GIVEN INSTRUCTION ->
Repeat each of the following entries line for line, with no changes.

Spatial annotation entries

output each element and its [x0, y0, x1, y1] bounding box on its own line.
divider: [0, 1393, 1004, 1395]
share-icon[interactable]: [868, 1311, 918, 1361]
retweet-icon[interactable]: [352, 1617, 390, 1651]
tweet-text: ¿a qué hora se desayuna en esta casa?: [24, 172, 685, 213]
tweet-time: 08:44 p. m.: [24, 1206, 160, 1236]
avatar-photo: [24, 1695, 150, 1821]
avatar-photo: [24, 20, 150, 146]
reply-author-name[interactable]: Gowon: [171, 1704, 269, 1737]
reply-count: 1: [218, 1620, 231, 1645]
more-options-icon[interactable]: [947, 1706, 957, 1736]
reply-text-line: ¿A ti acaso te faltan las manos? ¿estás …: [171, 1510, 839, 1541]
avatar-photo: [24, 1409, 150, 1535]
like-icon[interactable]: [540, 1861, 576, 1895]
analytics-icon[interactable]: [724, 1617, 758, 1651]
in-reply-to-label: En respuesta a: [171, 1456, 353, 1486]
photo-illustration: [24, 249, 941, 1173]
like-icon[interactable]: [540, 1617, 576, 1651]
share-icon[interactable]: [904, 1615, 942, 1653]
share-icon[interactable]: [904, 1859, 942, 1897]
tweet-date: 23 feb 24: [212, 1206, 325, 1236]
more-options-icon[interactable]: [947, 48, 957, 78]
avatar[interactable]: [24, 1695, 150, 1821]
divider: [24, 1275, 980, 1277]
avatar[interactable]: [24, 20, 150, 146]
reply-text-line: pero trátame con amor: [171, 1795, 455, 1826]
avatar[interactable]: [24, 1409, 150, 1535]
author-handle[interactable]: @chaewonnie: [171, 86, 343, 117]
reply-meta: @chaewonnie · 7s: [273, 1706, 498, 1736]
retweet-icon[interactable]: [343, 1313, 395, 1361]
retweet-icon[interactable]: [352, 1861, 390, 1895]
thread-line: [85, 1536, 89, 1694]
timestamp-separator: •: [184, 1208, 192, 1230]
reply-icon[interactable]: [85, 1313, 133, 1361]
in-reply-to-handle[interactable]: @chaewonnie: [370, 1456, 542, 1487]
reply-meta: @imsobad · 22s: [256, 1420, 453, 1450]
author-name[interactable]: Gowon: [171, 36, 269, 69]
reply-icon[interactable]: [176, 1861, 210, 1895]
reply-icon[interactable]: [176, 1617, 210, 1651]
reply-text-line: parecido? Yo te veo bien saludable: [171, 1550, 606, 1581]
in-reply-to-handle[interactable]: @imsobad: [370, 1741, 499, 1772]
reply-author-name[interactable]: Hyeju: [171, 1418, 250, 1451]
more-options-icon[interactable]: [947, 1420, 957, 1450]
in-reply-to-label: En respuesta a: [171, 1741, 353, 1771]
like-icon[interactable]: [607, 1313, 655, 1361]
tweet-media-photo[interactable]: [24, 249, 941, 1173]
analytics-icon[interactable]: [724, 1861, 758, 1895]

FULL RESPONSE ->
output each element and its [x0, y0, x1, y1] bounding box on its own line.
divider: [0, 1393, 1004, 1395]
share-icon[interactable]: [868, 1311, 918, 1361]
retweet-icon[interactable]: [352, 1617, 390, 1651]
tweet-text: ¿a qué hora se desayuna en esta casa?: [24, 172, 685, 213]
tweet-time: 08:44 p. m.: [24, 1206, 160, 1236]
avatar-photo: [24, 1695, 150, 1821]
avatar-photo: [24, 20, 150, 146]
reply-author-name[interactable]: Gowon: [171, 1704, 269, 1737]
reply-count: 1: [218, 1620, 231, 1645]
more-options-icon[interactable]: [947, 1706, 957, 1736]
reply-text-line: ¿A ti acaso te faltan las manos? ¿estás …: [171, 1510, 839, 1541]
avatar-photo: [24, 1409, 150, 1535]
like-icon[interactable]: [540, 1861, 576, 1895]
analytics-icon[interactable]: [724, 1617, 758, 1651]
in-reply-to-label: En respuesta a: [171, 1456, 353, 1486]
photo-illustration: [24, 249, 941, 1173]
like-icon[interactable]: [540, 1617, 576, 1651]
share-icon[interactable]: [904, 1615, 942, 1653]
share-icon[interactable]: [904, 1859, 942, 1897]
tweet-date: 23 feb 24: [212, 1206, 325, 1236]
more-options-icon[interactable]: [947, 48, 957, 78]
avatar[interactable]: [24, 1695, 150, 1821]
divider: [24, 1275, 980, 1277]
avatar[interactable]: [24, 20, 150, 146]
reply-text-line: pero trátame con amor: [171, 1795, 455, 1826]
avatar[interactable]: [24, 1409, 150, 1535]
author-handle[interactable]: @chaewonnie: [171, 86, 343, 117]
reply-meta: @chaewonnie · 7s: [273, 1706, 498, 1736]
retweet-icon[interactable]: [343, 1313, 395, 1361]
retweet-icon[interactable]: [352, 1861, 390, 1895]
thread-line: [85, 1536, 89, 1694]
timestamp-separator: •: [184, 1208, 192, 1230]
reply-icon[interactable]: [85, 1313, 133, 1361]
in-reply-to-handle[interactable]: @chaewonnie: [370, 1456, 542, 1487]
reply-meta: @imsobad · 22s: [256, 1420, 453, 1450]
author-name[interactable]: Gowon: [171, 36, 269, 69]
reply-icon[interactable]: [176, 1861, 210, 1895]
reply-icon[interactable]: [176, 1617, 210, 1651]
reply-text-line: parecido? Yo te veo bien saludable: [171, 1550, 606, 1581]
in-reply-to-handle[interactable]: @imsobad: [370, 1741, 499, 1772]
reply-author-name[interactable]: Hyeju: [171, 1418, 250, 1451]
more-options-icon[interactable]: [947, 1420, 957, 1450]
in-reply-to-label: En respuesta a: [171, 1741, 353, 1771]
like-icon[interactable]: [607, 1313, 655, 1361]
tweet-media-photo[interactable]: [24, 249, 941, 1173]
analytics-icon[interactable]: [724, 1861, 758, 1895]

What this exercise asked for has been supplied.